GOAL OF THE EXERCISE: Leaving out every picture, quote the data below exactly as it appears.

DATASET EXTRACT:
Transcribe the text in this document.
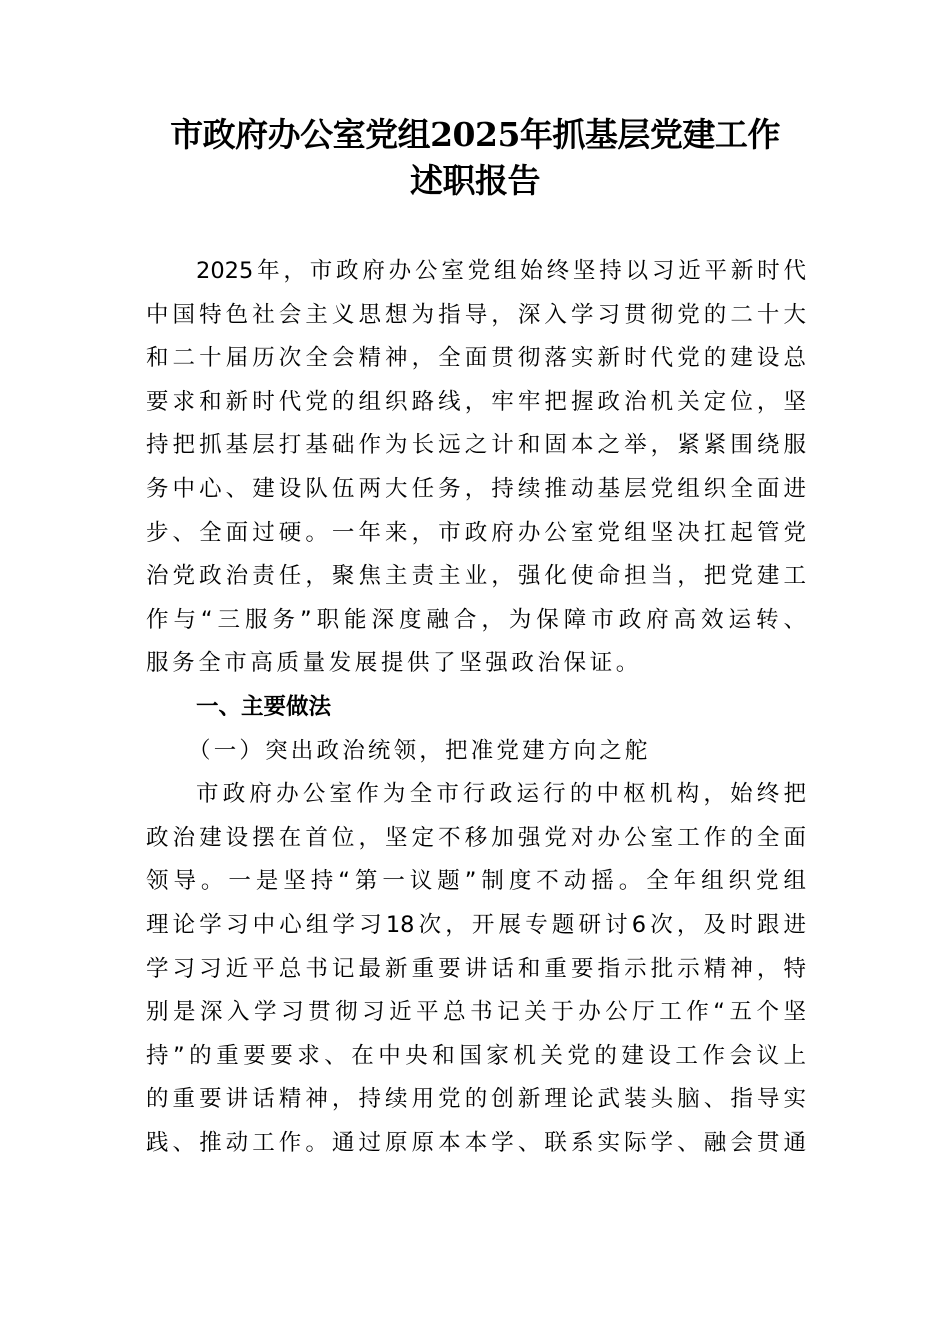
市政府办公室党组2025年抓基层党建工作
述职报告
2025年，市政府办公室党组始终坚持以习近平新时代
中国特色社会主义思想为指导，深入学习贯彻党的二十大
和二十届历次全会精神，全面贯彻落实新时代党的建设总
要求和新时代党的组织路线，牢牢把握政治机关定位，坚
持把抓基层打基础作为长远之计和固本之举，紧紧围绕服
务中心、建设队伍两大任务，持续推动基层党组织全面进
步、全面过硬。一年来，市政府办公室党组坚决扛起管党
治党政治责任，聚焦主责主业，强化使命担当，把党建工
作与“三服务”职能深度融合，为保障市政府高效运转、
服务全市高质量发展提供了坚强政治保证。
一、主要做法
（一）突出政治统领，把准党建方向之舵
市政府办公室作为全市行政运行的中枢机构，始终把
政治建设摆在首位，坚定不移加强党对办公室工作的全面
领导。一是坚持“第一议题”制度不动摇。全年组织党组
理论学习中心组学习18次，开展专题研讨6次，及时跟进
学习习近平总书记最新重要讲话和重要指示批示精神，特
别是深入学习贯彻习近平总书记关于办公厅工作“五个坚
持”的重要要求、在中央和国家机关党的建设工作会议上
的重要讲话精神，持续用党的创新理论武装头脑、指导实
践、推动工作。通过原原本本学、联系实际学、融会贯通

EXERCISE OUTPUT:
Transcribe the text in this document.
市政府办公室党组2025年抓基层党建工作
述职报告
2025年，市政府办公室党组始终坚持以习近平新时代
中国特色社会主义思想为指导，深入学习贯彻党的二十大
和二十届历次全会精神，全面贯彻落实新时代党的建设总
要求和新时代党的组织路线，牢牢把握政治机关定位，坚
持把抓基层打基础作为长远之计和固本之举，紧紧围绕服
务中心、建设队伍两大任务，持续推动基层党组织全面进
步、全面过硬。一年来，市政府办公室党组坚决扛起管党
治党政治责任，聚焦主责主业，强化使命担当，把党建工
作与“三服务”职能深度融合，为保障市政府高效运转、
服务全市高质量发展提供了坚强政治保证。
一、主要做法
（一）突出政治统领，把准党建方向之舵
市政府办公室作为全市行政运行的中枢机构，始终把
政治建设摆在首位，坚定不移加强党对办公室工作的全面
领导。一是坚持“第一议题”制度不动摇。全年组织党组
理论学习中心组学习18次，开展专题研讨6次，及时跟进
学习习近平总书记最新重要讲话和重要指示批示精神，特
别是深入学习贯彻习近平总书记关于办公厅工作“五个坚
持”的重要要求、在中央和国家机关党的建设工作会议上
的重要讲话精神，持续用党的创新理论武装头脑、指导实
践、推动工作。通过原原本本学、联系实际学、融会贯通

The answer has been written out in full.